Copy each line of the entries beneath that contains the word "path".

◆ Data for this task
- - -
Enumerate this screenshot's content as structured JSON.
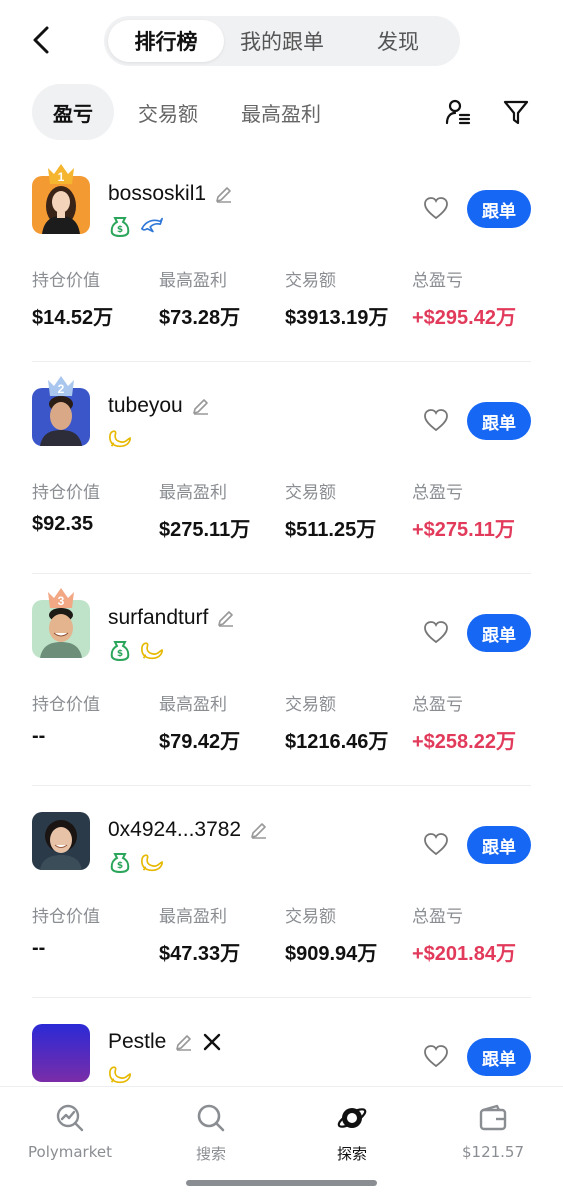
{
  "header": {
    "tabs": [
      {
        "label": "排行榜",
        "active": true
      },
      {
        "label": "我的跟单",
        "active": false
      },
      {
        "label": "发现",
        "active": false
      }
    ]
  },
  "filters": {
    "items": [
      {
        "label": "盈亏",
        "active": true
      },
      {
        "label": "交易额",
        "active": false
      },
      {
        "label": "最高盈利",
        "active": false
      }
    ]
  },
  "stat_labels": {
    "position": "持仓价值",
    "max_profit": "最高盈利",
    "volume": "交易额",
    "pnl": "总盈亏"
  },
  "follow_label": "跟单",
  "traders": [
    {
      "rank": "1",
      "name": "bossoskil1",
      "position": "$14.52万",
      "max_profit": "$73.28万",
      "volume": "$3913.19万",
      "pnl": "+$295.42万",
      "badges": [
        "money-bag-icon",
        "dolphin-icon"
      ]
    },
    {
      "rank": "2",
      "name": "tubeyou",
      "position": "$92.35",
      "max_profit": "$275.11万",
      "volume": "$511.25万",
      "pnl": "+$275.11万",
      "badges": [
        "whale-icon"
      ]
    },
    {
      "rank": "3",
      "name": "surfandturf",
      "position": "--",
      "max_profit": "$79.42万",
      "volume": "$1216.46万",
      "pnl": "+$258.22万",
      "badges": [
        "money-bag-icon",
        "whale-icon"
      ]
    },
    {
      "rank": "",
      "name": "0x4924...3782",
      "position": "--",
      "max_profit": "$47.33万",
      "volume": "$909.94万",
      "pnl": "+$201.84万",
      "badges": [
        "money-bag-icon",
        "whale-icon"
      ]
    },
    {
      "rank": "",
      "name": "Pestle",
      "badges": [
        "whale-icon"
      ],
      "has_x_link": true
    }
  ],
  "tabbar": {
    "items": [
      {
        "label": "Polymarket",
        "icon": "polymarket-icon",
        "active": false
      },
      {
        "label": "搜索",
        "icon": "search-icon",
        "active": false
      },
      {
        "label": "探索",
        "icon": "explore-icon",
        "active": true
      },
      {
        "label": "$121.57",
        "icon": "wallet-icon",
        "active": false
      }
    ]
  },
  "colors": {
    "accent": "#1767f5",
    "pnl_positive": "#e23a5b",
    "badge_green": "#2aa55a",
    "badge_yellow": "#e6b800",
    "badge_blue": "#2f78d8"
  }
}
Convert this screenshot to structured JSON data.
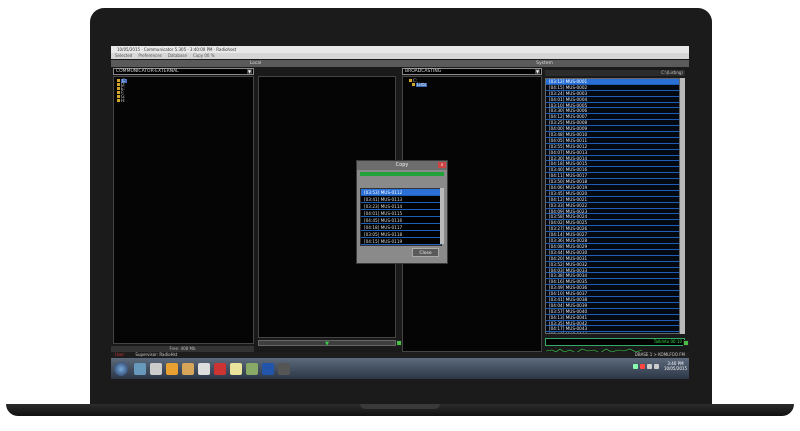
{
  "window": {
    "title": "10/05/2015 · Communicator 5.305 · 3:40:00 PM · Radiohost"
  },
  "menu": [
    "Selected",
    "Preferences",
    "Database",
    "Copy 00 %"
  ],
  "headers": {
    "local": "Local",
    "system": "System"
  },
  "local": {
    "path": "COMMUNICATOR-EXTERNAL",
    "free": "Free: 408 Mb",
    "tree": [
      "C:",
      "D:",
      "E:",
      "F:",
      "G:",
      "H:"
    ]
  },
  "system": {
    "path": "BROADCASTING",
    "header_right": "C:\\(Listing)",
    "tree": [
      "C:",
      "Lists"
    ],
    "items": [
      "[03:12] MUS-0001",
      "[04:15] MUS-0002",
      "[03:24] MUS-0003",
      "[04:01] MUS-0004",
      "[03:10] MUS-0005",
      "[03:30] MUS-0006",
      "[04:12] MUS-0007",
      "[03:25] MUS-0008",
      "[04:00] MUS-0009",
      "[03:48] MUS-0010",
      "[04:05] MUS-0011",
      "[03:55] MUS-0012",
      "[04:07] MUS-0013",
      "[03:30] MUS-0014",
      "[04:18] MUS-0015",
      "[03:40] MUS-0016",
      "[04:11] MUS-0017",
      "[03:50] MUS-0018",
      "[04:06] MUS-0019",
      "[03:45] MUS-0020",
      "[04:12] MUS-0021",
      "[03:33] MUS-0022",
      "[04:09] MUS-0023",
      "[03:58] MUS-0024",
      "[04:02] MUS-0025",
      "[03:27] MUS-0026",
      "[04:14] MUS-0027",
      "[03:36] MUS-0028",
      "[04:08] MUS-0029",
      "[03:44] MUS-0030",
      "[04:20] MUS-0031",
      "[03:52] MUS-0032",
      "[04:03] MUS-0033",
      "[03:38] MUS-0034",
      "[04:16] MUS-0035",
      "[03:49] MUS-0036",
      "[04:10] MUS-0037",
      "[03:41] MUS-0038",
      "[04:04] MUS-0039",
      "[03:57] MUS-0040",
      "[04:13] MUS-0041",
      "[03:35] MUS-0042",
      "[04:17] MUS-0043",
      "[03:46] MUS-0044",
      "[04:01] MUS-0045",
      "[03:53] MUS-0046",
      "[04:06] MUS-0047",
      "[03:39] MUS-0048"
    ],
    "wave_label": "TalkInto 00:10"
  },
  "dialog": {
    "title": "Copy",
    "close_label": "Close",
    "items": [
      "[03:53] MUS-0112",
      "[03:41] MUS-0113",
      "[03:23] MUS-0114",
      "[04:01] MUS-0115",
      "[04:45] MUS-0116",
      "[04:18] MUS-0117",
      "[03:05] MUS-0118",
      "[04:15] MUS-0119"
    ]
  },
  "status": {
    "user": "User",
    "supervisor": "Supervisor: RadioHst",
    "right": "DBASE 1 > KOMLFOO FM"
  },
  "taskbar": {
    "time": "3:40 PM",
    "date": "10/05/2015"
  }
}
- - -
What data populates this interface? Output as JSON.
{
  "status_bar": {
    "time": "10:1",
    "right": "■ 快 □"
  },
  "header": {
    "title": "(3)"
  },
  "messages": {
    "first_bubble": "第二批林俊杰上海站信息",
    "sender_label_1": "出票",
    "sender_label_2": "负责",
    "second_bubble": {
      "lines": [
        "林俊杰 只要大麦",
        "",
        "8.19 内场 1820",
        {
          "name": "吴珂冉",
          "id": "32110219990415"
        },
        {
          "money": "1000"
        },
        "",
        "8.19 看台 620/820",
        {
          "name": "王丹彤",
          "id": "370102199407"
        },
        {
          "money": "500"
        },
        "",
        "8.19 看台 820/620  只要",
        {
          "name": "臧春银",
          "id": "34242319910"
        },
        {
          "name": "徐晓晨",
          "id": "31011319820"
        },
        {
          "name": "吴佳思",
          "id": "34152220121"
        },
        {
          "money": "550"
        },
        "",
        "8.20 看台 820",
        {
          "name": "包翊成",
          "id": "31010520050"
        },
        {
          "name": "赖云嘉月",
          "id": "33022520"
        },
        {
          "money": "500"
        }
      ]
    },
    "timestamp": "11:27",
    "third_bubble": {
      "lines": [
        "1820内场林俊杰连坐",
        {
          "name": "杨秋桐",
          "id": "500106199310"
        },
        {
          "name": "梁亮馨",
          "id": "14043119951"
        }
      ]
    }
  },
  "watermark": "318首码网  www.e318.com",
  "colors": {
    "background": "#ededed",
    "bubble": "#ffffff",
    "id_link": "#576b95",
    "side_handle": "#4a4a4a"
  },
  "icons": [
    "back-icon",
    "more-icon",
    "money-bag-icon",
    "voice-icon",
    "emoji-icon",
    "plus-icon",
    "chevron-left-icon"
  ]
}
- - -
◆ Written answer
    "path": "COMMUNICATOR-EXTERNAL",
    "path": "BROADCASTING",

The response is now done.